WHAT IS EXPECTED ▸
Gather, from the listing beneath this task, every line holding the string "title".
····················
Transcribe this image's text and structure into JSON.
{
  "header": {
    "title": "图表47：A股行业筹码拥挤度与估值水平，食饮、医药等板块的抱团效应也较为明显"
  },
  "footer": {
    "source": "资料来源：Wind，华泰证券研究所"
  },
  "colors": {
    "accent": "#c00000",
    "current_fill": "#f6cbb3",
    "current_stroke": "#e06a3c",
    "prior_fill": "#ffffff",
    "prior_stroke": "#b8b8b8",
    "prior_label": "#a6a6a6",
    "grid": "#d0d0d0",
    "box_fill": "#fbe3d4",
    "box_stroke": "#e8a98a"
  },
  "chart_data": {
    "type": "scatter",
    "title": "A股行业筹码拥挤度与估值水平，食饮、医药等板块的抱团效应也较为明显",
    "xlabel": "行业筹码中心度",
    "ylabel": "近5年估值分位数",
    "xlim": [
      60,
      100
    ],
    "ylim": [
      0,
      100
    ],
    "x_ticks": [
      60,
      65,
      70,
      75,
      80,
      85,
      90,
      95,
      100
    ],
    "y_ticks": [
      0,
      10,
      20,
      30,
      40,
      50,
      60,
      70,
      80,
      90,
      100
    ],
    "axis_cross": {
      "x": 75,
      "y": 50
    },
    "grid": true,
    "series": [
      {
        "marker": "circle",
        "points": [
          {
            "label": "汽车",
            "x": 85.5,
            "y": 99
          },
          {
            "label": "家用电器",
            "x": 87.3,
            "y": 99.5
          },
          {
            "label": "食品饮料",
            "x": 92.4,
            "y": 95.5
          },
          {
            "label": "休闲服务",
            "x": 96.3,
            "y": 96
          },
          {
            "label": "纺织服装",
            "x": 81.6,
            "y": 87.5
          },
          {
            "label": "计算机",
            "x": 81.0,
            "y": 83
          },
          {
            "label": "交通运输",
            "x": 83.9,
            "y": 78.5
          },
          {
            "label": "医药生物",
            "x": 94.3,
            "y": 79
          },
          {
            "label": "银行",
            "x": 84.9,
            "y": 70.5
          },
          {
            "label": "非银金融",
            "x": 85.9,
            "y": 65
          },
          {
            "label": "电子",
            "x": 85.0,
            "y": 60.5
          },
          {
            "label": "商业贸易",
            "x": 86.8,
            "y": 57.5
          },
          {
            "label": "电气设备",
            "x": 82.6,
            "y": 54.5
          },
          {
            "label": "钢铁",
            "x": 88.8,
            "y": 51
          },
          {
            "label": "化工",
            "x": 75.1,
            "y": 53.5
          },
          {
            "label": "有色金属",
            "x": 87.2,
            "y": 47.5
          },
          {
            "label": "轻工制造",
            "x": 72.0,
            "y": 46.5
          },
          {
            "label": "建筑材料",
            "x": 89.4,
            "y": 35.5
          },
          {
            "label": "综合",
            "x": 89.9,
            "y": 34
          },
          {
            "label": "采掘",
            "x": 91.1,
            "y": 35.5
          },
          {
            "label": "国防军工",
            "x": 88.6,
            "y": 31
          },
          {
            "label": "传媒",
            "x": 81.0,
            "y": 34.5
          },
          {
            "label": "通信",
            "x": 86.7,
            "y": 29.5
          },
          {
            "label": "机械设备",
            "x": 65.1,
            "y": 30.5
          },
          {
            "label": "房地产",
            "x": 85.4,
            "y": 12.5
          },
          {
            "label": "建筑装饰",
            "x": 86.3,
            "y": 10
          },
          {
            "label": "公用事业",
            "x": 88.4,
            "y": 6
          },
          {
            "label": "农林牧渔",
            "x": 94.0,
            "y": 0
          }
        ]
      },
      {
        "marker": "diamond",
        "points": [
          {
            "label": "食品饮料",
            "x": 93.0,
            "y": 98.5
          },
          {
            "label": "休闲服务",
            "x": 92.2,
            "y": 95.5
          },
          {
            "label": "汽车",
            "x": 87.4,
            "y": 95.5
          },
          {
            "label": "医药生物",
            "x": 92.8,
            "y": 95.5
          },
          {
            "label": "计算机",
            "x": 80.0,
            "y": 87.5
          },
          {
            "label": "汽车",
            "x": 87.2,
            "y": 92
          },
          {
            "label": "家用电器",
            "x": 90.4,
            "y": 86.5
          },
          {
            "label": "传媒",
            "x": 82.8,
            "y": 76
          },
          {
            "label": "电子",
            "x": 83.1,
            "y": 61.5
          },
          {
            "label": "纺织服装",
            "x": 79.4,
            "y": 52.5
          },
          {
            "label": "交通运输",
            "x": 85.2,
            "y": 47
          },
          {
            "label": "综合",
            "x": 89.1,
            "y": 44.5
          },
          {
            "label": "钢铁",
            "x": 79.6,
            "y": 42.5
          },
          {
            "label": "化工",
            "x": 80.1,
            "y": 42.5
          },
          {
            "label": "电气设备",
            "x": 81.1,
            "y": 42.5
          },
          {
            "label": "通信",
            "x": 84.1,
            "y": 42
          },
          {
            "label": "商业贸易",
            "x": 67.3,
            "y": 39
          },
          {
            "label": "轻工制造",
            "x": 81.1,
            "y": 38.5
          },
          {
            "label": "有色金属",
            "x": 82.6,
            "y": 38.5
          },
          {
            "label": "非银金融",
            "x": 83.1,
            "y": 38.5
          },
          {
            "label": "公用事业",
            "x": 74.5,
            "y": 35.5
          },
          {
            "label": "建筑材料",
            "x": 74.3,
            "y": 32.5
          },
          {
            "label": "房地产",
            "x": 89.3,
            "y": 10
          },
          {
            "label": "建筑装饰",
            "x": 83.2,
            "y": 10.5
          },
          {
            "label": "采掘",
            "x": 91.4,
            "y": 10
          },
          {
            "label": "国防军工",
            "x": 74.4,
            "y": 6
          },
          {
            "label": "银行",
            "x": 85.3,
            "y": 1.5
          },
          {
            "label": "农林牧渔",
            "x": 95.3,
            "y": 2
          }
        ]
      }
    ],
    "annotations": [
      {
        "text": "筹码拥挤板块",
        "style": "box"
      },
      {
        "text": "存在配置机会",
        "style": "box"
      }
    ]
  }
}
····················
RESULT OF THIS TASK ▸
    "title": "图表47：A股行业筹码拥挤度与估值水平，食饮、医药等板块的抱团效应也较为明显"
    "title": "A股行业筹码拥挤度与估值水平，食饮、医药等板块的抱团效应也较为明显",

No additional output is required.